• _What is expected_
Look through the data below. Pick out the lines holding the string "是民族昌盛和国家富强的重要标志".

[Recorded data]
_ _ _ _ _ _ _

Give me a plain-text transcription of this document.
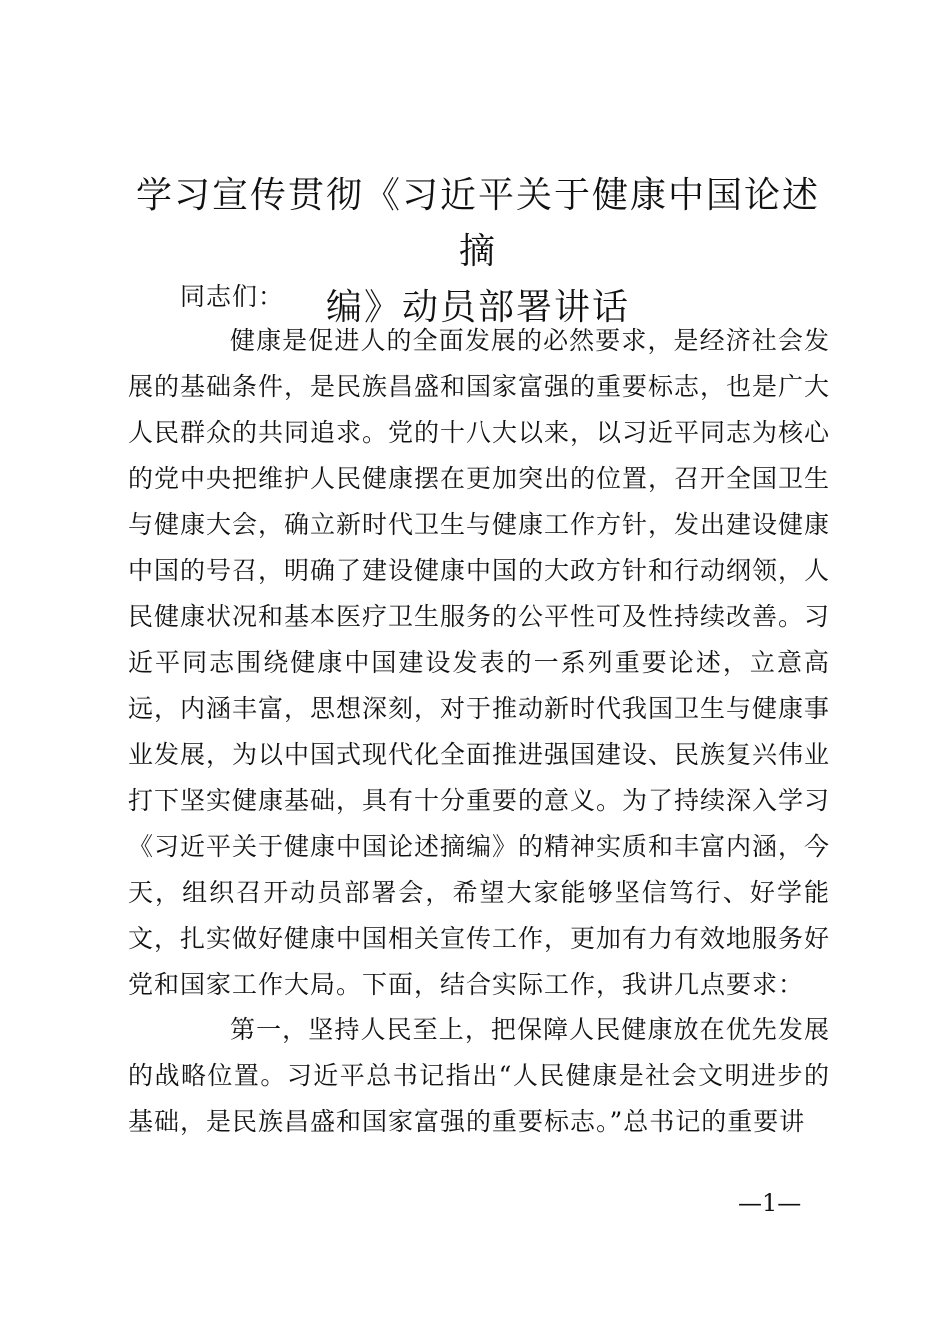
学习宣传贯彻《习近平关于健康中国论述摘
编》动员部署讲话

同志们：

健康是促进人的全面发展的必然要求，是经济社会发展的基础条件，是民族昌盛和国家富强的重要标志，也是广大人民群众的共同追求。党的十八大以来，以习近平同志为核心的党中央把维护人民健康摆在更加突出的位置，召开全国卫生与健康大会，确立新时代卫生与健康工作方针，发出建设健康中国的号召，明确了建设健康中国的大政方针和行动纲领，人民健康状况和基本医疗卫生服务的公平性可及性持续改善。习近平同志围绕健康中国建设发表的一系列重要论述，立意高远，内涵丰富，思想深刻，对于推动新时代我国卫生与健康事业发展，为以中国式现代化全面推进强国建设、民族复兴伟业打下坚实健康基础，具有十分重要的意义。为了持续深入学习《习近平关于健康中国论述摘编》的精神实质和丰富内涵，今天，组织召开动员部署会，希望大家能够坚信笃行、好学能文，扎实做好健康中国相关宣传工作，更加有力有效地服务好党和国家工作大局。下面，结合实际工作，我讲几点要求：

第一，坚持人民至上，把保障人民健康放在优先发展的战略位置。习近平总书记指出“人民健康是社会文明进步的基础，是民族昌盛和国家富强的重要标志。”总书记的重要讲

—1—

_ _ _ _ _ _ _

• _Worked answer_
健康是促进人的全面发展的必然要求，是经济社会发展的基础条件，是民族昌盛和国家富强的重要标志，也是广大人民群众的共同追求。党的十八大以来，以习近平同志为核心的党中央把维护人民健康摆在更加突出的位置，召开全国卫生与健康大会，确立新时代卫生与健康工作方针，发出建设健康中国的号召，明确了建设健康中国的大政方针和行动纲领，人民健康状况和基本医疗卫生服务的公平性可及性持续改善。习近平同志围绕健康中国建设发表的一系列重要论述，立意高远，内涵丰富，思想深刻，对于推动新时代我国卫生与健康事业发展，为以中国式现代化全面推进强国建设、民族复兴伟业打下坚实健康基础，具有十分重要的意义。为了持续深入学习《习近平关于健康中国论述摘编》的精神实质和丰富内涵，今天，组织召开动员部署会，希望大家能够坚信笃行、好学能文，扎实做好健康中国相关宣传工作，更加有力有效地服务好党和国家工作大局。下面，结合实际工作，我讲几点要求：
第一，坚持人民至上，把保障人民健康放在优先发展的战略位置。习近平总书记指出“人民健康是社会文明进步的基础，是民族昌盛和国家富强的重要标志。”总书记的重要讲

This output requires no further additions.